Gather each line containing the string "JSON" from these entries.

━━━ Supplied material ━━━

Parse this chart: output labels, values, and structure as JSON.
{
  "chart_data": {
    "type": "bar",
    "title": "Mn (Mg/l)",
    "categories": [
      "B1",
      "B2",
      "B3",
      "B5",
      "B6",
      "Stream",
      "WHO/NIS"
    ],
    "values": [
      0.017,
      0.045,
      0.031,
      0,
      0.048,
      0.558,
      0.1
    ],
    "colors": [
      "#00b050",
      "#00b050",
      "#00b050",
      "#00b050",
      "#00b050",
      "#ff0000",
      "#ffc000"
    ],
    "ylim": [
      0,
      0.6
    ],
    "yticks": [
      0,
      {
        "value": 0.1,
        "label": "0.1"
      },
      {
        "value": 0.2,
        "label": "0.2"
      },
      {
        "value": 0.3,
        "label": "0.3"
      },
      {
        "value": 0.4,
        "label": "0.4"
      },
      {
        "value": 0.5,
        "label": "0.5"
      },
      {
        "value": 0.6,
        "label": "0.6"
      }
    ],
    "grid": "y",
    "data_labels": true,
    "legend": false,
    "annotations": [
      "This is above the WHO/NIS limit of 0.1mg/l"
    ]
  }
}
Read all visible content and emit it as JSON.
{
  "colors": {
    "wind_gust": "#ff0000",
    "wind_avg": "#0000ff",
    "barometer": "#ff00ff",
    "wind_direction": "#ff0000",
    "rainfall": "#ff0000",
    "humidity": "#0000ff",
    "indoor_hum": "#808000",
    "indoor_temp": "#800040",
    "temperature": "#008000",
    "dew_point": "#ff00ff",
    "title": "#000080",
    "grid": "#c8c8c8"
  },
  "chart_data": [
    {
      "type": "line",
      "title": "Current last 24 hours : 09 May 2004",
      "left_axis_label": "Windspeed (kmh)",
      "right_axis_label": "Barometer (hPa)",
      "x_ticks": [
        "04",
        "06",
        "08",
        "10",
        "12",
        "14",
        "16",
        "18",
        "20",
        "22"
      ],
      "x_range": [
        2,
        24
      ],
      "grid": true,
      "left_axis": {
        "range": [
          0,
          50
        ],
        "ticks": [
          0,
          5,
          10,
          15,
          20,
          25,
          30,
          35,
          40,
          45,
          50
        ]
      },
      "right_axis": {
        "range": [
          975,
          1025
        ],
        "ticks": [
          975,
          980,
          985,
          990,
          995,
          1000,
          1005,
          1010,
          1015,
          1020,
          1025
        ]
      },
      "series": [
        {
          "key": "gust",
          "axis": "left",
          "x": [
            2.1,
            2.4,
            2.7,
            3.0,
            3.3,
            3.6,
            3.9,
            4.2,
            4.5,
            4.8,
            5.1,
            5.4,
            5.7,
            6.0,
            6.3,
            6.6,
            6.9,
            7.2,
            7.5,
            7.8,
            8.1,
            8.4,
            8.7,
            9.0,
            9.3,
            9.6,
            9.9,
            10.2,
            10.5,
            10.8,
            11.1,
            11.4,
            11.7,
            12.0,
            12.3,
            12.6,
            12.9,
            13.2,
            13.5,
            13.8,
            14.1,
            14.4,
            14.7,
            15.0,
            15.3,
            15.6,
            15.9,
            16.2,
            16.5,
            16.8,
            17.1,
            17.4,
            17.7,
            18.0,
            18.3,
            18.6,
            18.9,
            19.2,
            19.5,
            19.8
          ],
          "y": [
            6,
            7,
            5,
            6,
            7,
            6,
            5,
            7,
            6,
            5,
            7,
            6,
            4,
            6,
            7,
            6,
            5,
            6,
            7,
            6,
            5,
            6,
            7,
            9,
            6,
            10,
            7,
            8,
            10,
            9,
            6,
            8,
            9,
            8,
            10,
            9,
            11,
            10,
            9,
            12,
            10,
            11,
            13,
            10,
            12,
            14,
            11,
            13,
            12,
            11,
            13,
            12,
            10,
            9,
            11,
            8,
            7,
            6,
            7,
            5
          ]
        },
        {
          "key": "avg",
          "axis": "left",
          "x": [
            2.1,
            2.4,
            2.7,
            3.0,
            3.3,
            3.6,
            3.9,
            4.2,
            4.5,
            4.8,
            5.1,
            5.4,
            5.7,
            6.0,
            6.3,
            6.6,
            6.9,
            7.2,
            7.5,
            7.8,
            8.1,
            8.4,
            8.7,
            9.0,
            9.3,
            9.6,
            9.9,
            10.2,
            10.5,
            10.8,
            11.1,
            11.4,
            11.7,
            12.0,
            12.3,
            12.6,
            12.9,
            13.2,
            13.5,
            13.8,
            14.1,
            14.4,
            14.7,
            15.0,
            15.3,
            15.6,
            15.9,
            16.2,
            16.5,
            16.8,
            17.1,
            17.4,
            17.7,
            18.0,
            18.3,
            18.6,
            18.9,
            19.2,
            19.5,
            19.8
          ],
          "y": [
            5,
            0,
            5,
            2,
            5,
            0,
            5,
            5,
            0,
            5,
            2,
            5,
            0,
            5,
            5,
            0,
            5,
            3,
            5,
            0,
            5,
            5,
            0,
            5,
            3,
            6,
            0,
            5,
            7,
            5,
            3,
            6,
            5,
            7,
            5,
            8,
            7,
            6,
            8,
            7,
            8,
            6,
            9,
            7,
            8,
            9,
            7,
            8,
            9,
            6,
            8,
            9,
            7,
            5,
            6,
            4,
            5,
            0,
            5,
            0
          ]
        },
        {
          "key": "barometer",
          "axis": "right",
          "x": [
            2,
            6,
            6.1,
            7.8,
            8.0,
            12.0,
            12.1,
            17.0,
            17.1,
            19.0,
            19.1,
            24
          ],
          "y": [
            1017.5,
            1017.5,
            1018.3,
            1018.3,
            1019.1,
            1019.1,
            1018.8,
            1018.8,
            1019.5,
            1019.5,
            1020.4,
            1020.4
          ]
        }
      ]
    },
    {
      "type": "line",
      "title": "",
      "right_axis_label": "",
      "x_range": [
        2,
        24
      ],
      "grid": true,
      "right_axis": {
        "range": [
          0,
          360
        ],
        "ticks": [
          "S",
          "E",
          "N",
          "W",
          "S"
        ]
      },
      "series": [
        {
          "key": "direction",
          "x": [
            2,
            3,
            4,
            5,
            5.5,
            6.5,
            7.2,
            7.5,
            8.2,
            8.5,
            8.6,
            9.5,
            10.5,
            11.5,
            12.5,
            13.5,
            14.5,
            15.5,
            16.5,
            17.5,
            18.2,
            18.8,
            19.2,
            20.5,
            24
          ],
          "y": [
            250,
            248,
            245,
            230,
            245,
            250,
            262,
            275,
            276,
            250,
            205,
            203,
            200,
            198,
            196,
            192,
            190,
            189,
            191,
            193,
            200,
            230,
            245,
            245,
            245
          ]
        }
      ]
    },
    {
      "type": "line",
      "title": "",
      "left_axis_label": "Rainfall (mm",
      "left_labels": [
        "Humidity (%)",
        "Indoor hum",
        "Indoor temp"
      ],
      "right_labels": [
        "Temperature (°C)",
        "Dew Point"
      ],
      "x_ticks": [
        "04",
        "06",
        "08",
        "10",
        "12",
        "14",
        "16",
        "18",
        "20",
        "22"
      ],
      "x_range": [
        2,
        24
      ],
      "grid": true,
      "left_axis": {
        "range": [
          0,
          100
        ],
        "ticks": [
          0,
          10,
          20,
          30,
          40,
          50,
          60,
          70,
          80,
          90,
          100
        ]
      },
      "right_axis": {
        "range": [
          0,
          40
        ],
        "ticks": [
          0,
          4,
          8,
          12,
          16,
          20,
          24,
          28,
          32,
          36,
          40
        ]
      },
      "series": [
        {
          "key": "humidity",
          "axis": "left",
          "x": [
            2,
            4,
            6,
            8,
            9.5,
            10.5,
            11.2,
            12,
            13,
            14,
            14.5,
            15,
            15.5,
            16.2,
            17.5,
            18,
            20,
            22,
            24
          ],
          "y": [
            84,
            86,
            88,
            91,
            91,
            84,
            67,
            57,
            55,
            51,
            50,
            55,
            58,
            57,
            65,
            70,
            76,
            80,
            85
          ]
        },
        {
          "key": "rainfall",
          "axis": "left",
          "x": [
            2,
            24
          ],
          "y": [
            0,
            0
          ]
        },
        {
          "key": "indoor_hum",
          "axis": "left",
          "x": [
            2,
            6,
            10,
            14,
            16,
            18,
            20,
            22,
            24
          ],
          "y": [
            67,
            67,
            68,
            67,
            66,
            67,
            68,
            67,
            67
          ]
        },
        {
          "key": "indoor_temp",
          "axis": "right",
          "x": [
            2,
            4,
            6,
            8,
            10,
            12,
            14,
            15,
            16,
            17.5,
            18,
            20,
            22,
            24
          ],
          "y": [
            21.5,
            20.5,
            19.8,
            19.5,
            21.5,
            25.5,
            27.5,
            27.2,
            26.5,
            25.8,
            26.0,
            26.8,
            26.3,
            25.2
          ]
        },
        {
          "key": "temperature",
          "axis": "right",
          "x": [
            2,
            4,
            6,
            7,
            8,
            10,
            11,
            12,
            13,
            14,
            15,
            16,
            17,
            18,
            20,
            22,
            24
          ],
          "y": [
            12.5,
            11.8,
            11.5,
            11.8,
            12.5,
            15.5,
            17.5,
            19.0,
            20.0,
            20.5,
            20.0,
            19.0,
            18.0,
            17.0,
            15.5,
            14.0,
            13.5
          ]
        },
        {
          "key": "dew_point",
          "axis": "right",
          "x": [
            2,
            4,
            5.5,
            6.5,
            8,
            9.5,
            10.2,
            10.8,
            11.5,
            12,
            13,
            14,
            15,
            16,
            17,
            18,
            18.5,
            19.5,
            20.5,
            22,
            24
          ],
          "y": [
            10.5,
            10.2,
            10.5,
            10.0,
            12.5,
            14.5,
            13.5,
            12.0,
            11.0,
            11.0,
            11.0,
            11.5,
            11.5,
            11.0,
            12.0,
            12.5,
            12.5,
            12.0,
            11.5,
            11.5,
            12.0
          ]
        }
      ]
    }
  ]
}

━━━

Solved problem:
Parse this chart: output labels, values, and structure as JSON.
Read all visible content and emit it as JSON.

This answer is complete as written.